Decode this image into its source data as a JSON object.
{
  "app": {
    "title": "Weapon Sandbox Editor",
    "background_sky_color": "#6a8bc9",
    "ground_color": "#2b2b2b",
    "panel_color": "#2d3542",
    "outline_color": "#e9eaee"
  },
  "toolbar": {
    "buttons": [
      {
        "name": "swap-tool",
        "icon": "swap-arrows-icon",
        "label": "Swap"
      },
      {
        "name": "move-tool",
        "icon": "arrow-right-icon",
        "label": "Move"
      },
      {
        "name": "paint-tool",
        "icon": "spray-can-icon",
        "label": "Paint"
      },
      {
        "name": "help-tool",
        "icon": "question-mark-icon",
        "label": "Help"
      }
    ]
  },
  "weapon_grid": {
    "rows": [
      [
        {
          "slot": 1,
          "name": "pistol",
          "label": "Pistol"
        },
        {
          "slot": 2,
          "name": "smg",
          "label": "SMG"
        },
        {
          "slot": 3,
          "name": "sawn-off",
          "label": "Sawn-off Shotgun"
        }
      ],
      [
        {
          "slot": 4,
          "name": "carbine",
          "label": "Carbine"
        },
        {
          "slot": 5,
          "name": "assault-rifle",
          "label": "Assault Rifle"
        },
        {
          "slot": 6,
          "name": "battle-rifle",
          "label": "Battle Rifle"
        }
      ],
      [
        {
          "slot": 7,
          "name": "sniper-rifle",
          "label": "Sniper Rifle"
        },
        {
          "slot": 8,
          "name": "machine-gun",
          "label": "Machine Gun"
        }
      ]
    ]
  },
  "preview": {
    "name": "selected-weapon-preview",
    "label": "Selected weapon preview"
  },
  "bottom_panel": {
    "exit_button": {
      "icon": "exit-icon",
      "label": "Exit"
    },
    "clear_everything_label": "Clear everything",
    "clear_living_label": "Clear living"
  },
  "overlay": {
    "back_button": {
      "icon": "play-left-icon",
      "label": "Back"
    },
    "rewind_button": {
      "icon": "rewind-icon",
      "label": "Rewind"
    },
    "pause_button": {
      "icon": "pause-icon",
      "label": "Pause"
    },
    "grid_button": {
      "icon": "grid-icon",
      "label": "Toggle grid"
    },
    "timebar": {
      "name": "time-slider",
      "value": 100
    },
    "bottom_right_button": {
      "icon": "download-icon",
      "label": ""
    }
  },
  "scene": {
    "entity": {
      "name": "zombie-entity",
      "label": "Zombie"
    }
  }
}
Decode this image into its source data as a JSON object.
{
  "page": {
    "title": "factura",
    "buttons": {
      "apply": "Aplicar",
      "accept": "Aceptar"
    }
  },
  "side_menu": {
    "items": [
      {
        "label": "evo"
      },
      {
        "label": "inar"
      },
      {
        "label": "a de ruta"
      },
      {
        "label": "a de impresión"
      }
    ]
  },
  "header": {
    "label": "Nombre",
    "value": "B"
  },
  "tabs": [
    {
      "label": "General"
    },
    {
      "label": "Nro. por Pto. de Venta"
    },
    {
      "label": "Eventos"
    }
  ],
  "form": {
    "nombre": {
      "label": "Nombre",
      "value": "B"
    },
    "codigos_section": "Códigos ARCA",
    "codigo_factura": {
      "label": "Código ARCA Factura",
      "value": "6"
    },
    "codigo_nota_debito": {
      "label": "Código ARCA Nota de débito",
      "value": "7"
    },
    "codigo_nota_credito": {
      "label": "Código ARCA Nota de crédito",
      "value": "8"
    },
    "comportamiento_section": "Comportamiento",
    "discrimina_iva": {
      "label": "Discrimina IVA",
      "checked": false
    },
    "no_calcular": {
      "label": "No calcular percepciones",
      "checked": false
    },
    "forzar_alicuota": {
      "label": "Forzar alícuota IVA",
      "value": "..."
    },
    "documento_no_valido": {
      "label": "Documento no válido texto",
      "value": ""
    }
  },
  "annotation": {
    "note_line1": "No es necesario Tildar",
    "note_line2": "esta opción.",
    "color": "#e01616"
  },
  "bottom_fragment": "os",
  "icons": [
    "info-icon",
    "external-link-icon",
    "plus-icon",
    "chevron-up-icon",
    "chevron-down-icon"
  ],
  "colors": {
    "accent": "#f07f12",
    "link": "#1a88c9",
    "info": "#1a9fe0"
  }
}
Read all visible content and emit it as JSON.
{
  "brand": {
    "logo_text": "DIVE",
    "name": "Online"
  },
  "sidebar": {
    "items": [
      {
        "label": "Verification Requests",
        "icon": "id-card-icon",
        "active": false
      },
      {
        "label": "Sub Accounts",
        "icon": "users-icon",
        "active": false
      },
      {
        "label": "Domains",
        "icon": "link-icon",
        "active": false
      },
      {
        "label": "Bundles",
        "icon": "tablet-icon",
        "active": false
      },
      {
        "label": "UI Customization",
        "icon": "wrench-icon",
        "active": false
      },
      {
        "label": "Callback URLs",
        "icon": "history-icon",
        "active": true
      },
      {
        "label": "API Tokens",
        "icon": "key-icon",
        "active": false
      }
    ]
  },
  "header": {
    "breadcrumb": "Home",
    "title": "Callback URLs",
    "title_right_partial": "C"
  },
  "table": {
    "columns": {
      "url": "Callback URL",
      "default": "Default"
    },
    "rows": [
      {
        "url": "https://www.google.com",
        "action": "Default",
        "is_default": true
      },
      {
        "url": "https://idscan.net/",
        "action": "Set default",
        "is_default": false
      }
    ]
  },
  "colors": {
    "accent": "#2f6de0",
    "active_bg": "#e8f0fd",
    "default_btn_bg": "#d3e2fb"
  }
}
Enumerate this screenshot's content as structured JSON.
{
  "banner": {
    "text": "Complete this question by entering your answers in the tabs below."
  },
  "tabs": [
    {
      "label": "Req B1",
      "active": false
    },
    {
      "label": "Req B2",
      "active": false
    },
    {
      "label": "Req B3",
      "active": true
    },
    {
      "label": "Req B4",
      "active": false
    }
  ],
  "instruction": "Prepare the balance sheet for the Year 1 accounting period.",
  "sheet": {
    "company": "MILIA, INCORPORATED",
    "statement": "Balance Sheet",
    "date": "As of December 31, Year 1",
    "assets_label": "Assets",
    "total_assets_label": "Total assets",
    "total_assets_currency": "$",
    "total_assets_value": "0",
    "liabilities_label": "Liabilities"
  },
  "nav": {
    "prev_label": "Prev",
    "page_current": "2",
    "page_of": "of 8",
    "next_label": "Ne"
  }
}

•••

▶ **Written exercise**
Across the entries above, how many lines contain "Callback"? Provide only the count.

▶ **Response**
3